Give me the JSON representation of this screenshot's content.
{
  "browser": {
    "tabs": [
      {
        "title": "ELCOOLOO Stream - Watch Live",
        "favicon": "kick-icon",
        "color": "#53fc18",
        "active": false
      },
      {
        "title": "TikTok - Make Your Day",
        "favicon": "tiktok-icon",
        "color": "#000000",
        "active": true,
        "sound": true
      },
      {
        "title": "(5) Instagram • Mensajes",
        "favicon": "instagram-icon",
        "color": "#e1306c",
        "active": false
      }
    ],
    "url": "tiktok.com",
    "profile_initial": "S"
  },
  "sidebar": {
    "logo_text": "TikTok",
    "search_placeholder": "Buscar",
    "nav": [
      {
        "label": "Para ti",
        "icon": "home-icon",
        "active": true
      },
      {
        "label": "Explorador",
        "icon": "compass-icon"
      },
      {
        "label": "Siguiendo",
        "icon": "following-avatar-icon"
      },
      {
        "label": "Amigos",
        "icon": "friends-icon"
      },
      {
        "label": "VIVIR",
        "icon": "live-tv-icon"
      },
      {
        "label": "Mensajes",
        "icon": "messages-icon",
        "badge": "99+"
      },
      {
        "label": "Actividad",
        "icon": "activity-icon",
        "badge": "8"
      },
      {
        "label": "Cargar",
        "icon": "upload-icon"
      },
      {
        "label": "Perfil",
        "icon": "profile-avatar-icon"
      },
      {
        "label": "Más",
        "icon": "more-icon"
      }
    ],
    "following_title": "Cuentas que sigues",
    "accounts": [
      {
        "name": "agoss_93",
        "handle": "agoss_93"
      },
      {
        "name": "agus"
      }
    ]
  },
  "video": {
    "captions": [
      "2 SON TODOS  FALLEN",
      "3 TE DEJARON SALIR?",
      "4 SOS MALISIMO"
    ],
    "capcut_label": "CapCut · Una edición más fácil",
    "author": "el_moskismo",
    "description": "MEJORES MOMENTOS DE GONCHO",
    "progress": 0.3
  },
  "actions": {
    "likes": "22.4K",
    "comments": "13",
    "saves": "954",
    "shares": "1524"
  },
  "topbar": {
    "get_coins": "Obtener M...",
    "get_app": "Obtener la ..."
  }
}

--------------------

== Exercise instructions ==
Copy each line in the data that holds the word "color".

== Answer ==
        "color": "#53fc18",
        "color": "#000000",
        "color": "#e1306c",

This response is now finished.